WHAT YOU SHOULD DO – Restate the listing that follows word for word, without its pictures.

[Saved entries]

- - -

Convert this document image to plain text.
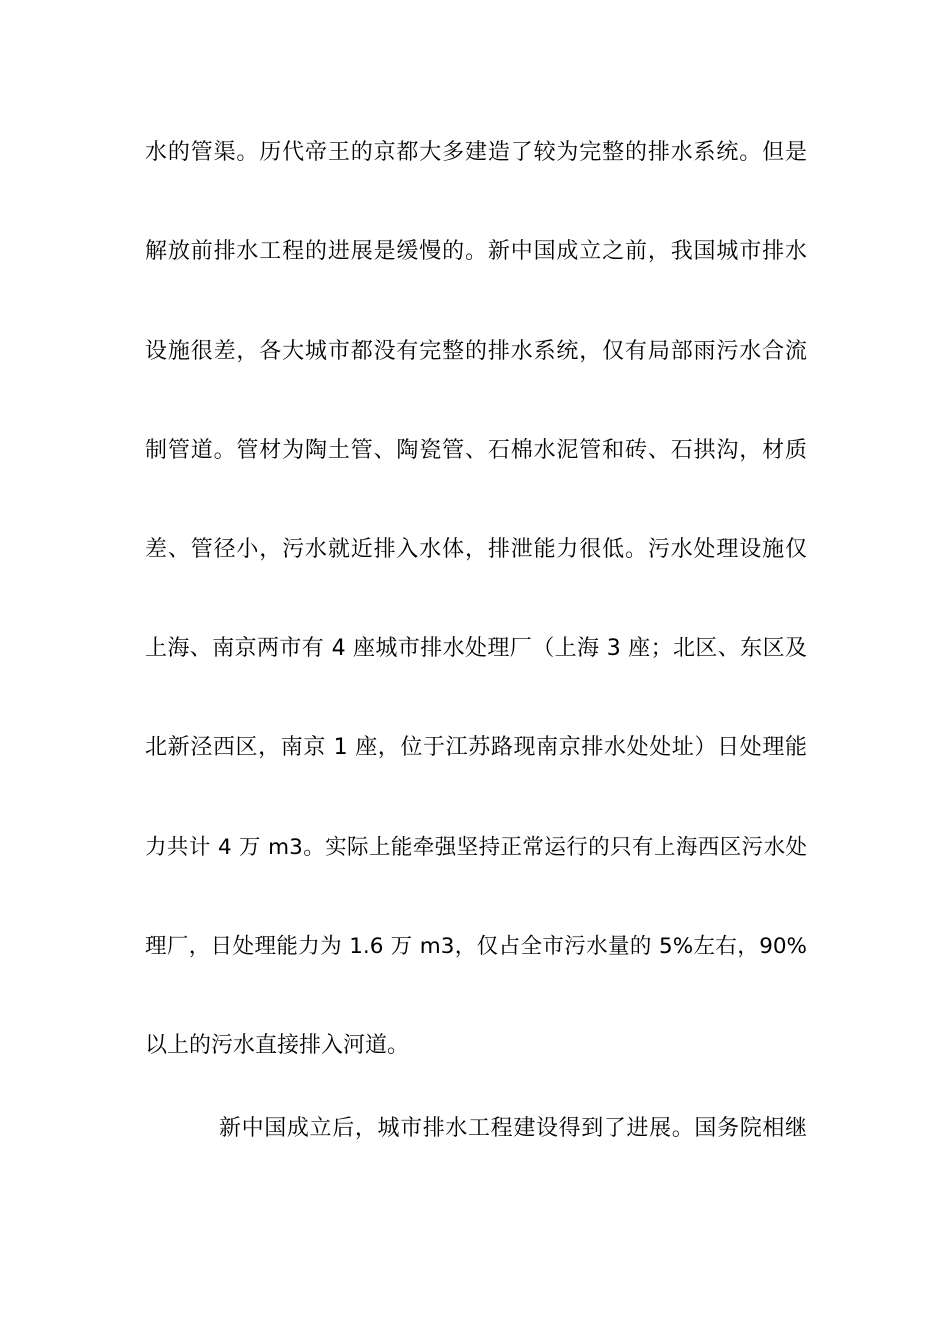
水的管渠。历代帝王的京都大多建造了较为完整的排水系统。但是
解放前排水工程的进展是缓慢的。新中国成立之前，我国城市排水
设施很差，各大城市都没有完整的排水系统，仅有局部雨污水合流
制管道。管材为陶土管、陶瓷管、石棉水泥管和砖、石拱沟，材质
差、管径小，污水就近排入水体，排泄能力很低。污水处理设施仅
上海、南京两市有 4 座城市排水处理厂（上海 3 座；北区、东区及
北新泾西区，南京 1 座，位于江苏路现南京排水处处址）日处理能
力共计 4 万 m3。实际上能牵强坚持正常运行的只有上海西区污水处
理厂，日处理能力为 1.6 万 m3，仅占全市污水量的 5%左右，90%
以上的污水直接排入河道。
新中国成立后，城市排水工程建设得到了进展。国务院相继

- - -

TASK RESULT –
Convert this document image to plain text.
水的管渠。历代帝王的京都大多建造了较为完整的排水系统。但是
解放前排水工程的进展是缓慢的。新中国成立之前，我国城市排水
设施很差，各大城市都没有完整的排水系统，仅有局部雨污水合流
制管道。管材为陶土管、陶瓷管、石棉水泥管和砖、石拱沟，材质
差、管径小，污水就近排入水体，排泄能力很低。污水处理设施仅
上海、南京两市有 4 座城市排水处理厂（上海 3 座；北区、东区及
北新泾西区，南京 1 座，位于江苏路现南京排水处处址）日处理能
力共计 4 万 m3。实际上能牵强坚持正常运行的只有上海西区污水处
理厂，日处理能力为 1.6 万 m3，仅占全市污水量的 5%左右，90%
以上的污水直接排入河道。
新中国成立后，城市排水工程建设得到了进展。国务院相继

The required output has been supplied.